-- PROVIDED DATA start --

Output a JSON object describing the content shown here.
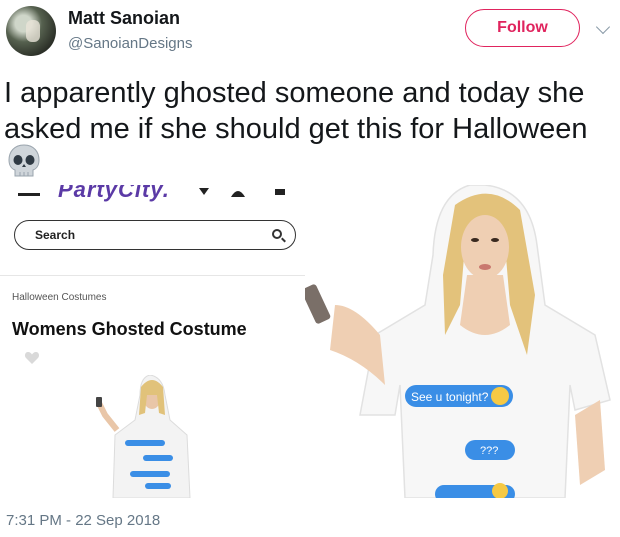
{
  "tweet": {
    "display_name": "Matt Sanoian",
    "handle": "@SanoianDesigns",
    "follow_label": "Follow",
    "text": "I apparently ghosted someone and today she asked me if she should get this for Halloween",
    "emoji_icon": "skull-icon",
    "timestamp": "7:31 PM - 22 Sep 2018"
  },
  "embedded_page": {
    "logo": "PartyCity.",
    "search_placeholder": "Search",
    "breadcrumb": "Halloween Costumes",
    "product_title": "Womens Ghosted Costume",
    "bubble_texts": [
      "See u tonight?",
      "???"
    ]
  },
  "colors": {
    "follow_accent": "#e0245e",
    "secondary_text": "#657786",
    "bubble_blue": "#3a8ee6"
  }
}
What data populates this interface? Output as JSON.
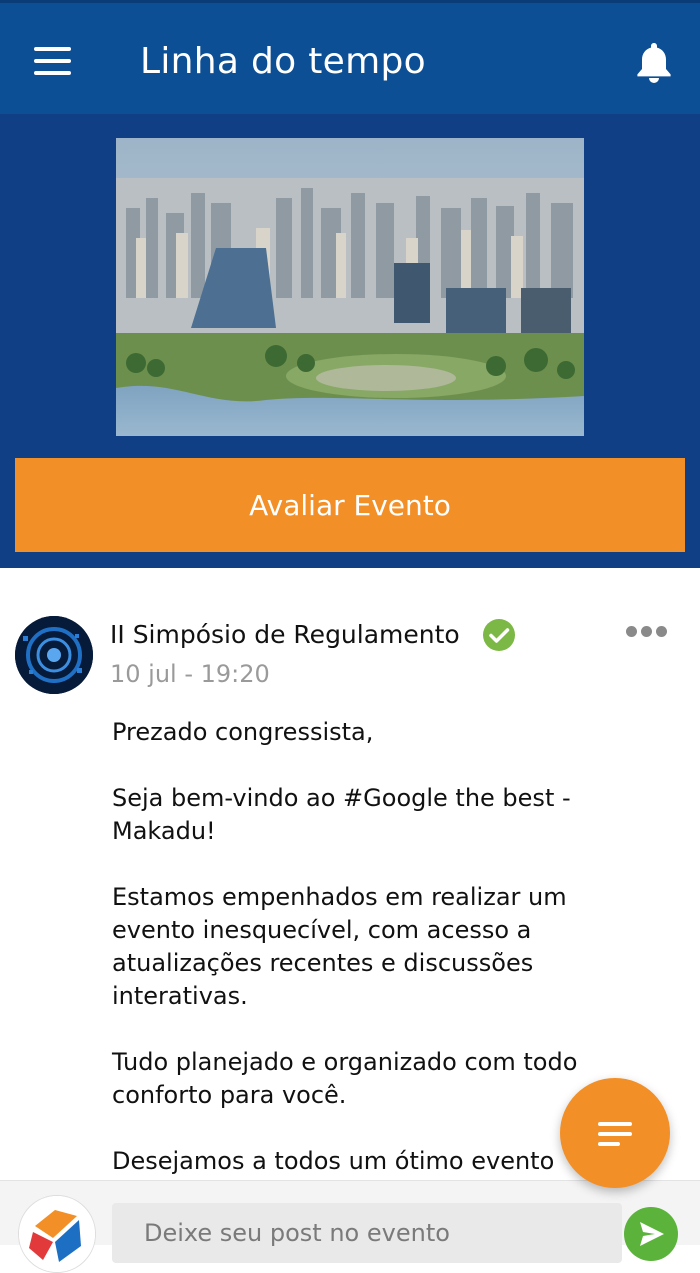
{
  "header": {
    "title": "Linha do tempo",
    "menu_icon": "hamburger-menu-icon",
    "bell_icon": "bell-icon",
    "background": "#0d4f95"
  },
  "hero": {
    "image": "city-skyline-photo",
    "rate_button_label": "Avaliar Evento",
    "rate_button_color": "#f28f26"
  },
  "post": {
    "author": "II Simpósio de Regulamento",
    "verified_icon": "verified-check-icon",
    "date": "10 jul - 19:20",
    "more_icon": "more-dots-icon",
    "paragraphs": [
      "Prezado congressista,",
      "Seja bem-vindo ao #Google the best - Makadu!",
      "Estamos empenhados em realizar um evento inesquecível, com acesso a atualizações recentes e discussões interativas.",
      "Tudo planejado e organizado com todo conforto para você.",
      "Desejamos a todos um ótimo evento"
    ]
  },
  "fab": {
    "icon": "filter-list-icon"
  },
  "composer": {
    "placeholder": "Deixe seu post no evento",
    "send_icon": "send-icon",
    "send_color": "#5bb33c"
  }
}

-- PROVIDED DATA end --

Leave every image out, and retype the material exactly.

Output a JSON object describing the content shown here.
{
  "tweet": {
    "display_name": "Matt Sanoian",
    "handle": "@SanoianDesigns",
    "follow_label": "Follow",
    "text": "I apparently ghosted someone and today she asked me if she should get this for Halloween",
    "emoji_icon": "skull-icon",
    "timestamp": "7:31 PM - 22 Sep 2018"
  },
  "embedded_page": {
    "logo": "PartyCity.",
    "search_placeholder": "Search",
    "breadcrumb": "Halloween Costumes",
    "product_title": "Womens Ghosted Costume",
    "bubble_texts": [
      "See u tonight?",
      "???"
    ]
  },
  "colors": {
    "follow_accent": "#e0245e",
    "secondary_text": "#657786",
    "bubble_blue": "#3a8ee6"
  }
}
What data populates this interface? Output as JSON.
{
  "header": {
    "title": "Linha do tempo",
    "menu_icon": "hamburger-menu-icon",
    "bell_icon": "bell-icon",
    "background": "#0d4f95"
  },
  "hero": {
    "image": "city-skyline-photo",
    "rate_button_label": "Avaliar Evento",
    "rate_button_color": "#f28f26"
  },
  "post": {
    "author": "II Simpósio de Regulamento",
    "verified_icon": "verified-check-icon",
    "date": "10 jul - 19:20",
    "more_icon": "more-dots-icon",
    "paragraphs": [
      "Prezado congressista,",
      "Seja bem-vindo ao #Google the best - Makadu!",
      "Estamos empenhados em realizar um evento inesquecível, com acesso a atualizações recentes e discussões interativas.",
      "Tudo planejado e organizado com todo conforto para você.",
      "Desejamos a todos um ótimo evento"
    ]
  },
  "fab": {
    "icon": "filter-list-icon"
  },
  "composer": {
    "placeholder": "Deixe seu post no evento",
    "send_icon": "send-icon",
    "send_color": "#5bb33c"
  }
}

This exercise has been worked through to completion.